Set down the records once more, please, exactly and with the pictures left out.
━━ Data for the task ━━
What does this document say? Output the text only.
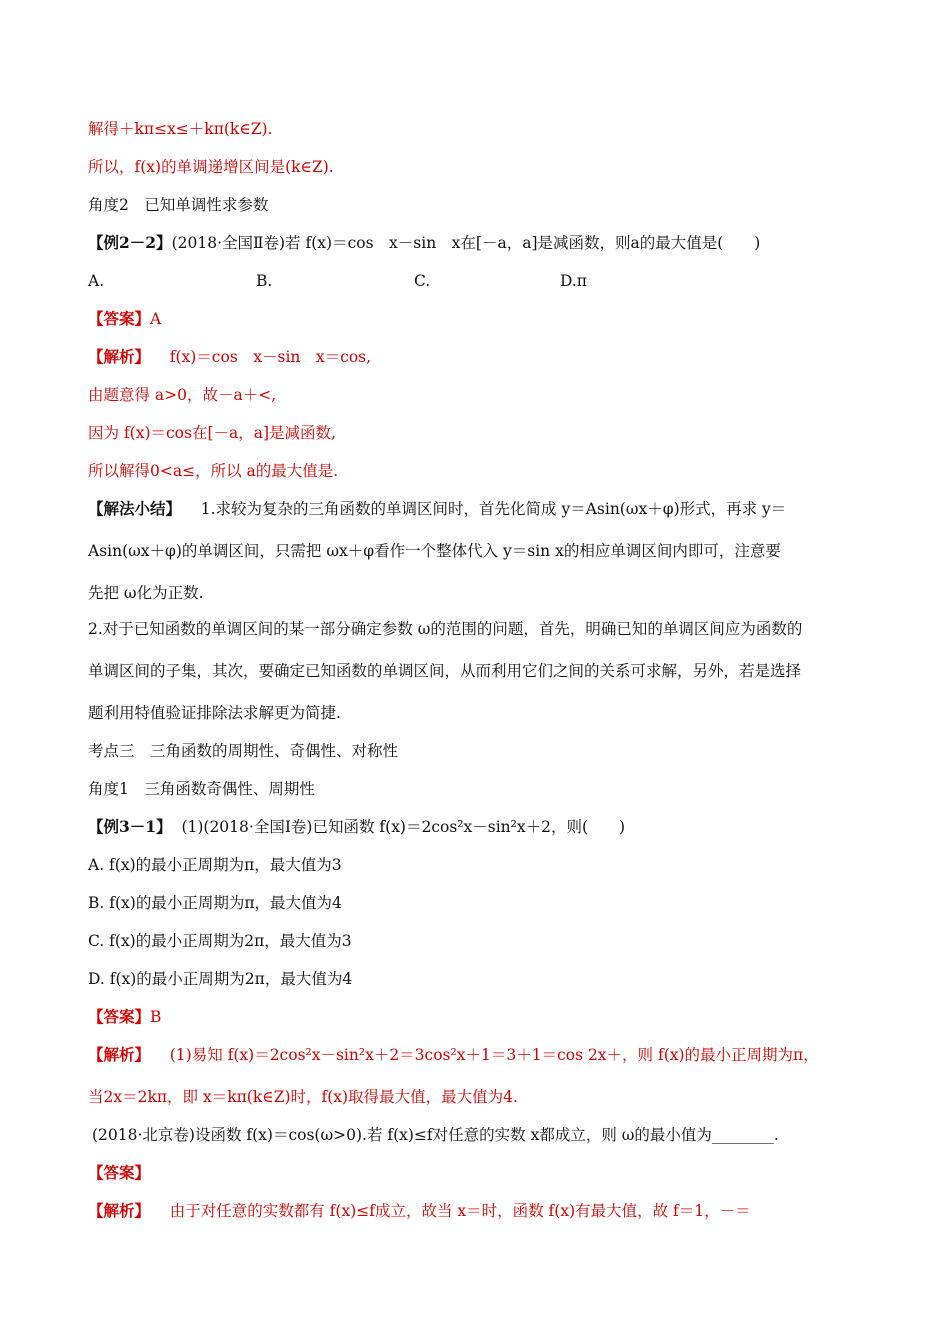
解得＋kπ≤x≤＋kπ(k∈Z).
所以，f(x)的单调递增区间是(k∈Z).
角度2　已知单调性求参数
【例2－2】(2018·全国Ⅱ卷)若 f(x)＝cos　x－sin　x在[－a，a]是减函数，则a的最大值是(　　)
A.	B.	C.	D.π
【答案】A
【解析】 f(x)＝cos　x－sin　x＝cos,
由题意得 a>0，故－a＋<,
因为 f(x)＝cos在[－a，a]是减函数,
所以解得0<a≤，所以 a的最大值是.
【解法小结】 1.求较为复杂的三角函数的单调区间时，首先化简成 y＝Asin(ωx＋φ)形式，再求 y＝
Asin(ωx＋φ)的单调区间，只需把 ωx＋φ看作一个整体代入 y＝sin x的相应单调区间内即可，注意要
先把 ω化为正数.
2.对于已知函数的单调区间的某一部分确定参数 ω的范围的问题，首先，明确已知的单调区间应为函数的
单调区间的子集，其次，要确定已知函数的单调区间，从而利用它们之间的关系可求解，另外，若是选择
题利用特值验证排除法求解更为简捷.
考点三　三角函数的周期性、奇偶性、对称性
角度1　三角函数奇偶性、周期性
【例3－1】 (1)(2018·全国Ⅰ卷)已知函数 f(x)＝2cos²x－sin²x＋2，则(　　)
A. f(x)的最小正周期为π，最大值为3
B. f(x)的最小正周期为π，最大值为4
C. f(x)的最小正周期为2π，最大值为3
D. f(x)的最小正周期为2π，最大值为4
【答案】B
【解析】 (1)易知 f(x)＝2cos²x－sin²x＋2＝3cos²x＋1＝3＋1＝cos 2x＋，则 f(x)的最小正周期为π，
当2x＝2kπ，即 x＝kπ(k∈Z)时，f(x)取得最大值，最大值为4.
(2018·北京卷)设函数 f(x)＝cos(ω>0).若 f(x)≤f对任意的实数 x都成立，则 ω的最小值为________.
【答案】
【解析】 由于对任意的实数都有 f(x)≤f成立，故当 x＝时，函数 f(x)有最大值，故 f＝1，－＝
━━━
Task response
What does this document say? Output the text only.
解得＋kπ≤x≤＋kπ(k∈Z).
所以，f(x)的单调递增区间是(k∈Z).
角度2　已知单调性求参数
【例2－2】(2018·全国Ⅱ卷)若 f(x)＝cos　x－sin　x在[－a，a]是减函数，则a的最大值是(　　)
A.	B.	C.	D.π
【答案】A
【解析】 f(x)＝cos　x－sin　x＝cos,
由题意得 a>0，故－a＋<,
因为 f(x)＝cos在[－a，a]是减函数,
所以解得0<a≤，所以 a的最大值是.
【解法小结】 1.求较为复杂的三角函数的单调区间时，首先化简成 y＝Asin(ωx＋φ)形式，再求 y＝
Asin(ωx＋φ)的单调区间，只需把 ωx＋φ看作一个整体代入 y＝sin x的相应单调区间内即可，注意要
先把 ω化为正数.
2.对于已知函数的单调区间的某一部分确定参数 ω的范围的问题，首先，明确已知的单调区间应为函数的
单调区间的子集，其次，要确定已知函数的单调区间，从而利用它们之间的关系可求解，另外，若是选择
题利用特值验证排除法求解更为简捷.
考点三　三角函数的周期性、奇偶性、对称性
角度1　三角函数奇偶性、周期性
【例3－1】 (1)(2018·全国Ⅰ卷)已知函数 f(x)＝2cos²x－sin²x＋2，则(　　)
A. f(x)的最小正周期为π，最大值为3
B. f(x)的最小正周期为π，最大值为4
C. f(x)的最小正周期为2π，最大值为3
D. f(x)的最小正周期为2π，最大值为4
【答案】B
【解析】 (1)易知 f(x)＝2cos²x－sin²x＋2＝3cos²x＋1＝3＋1＝cos 2x＋，则 f(x)的最小正周期为π，
当2x＝2kπ，即 x＝kπ(k∈Z)时，f(x)取得最大值，最大值为4.
(2018·北京卷)设函数 f(x)＝cos(ω>0).若 f(x)≤f对任意的实数 x都成立，则 ω的最小值为________.
【答案】
【解析】 由于对任意的实数都有 f(x)≤f成立，故当 x＝时，函数 f(x)有最大值，故 f＝1，－＝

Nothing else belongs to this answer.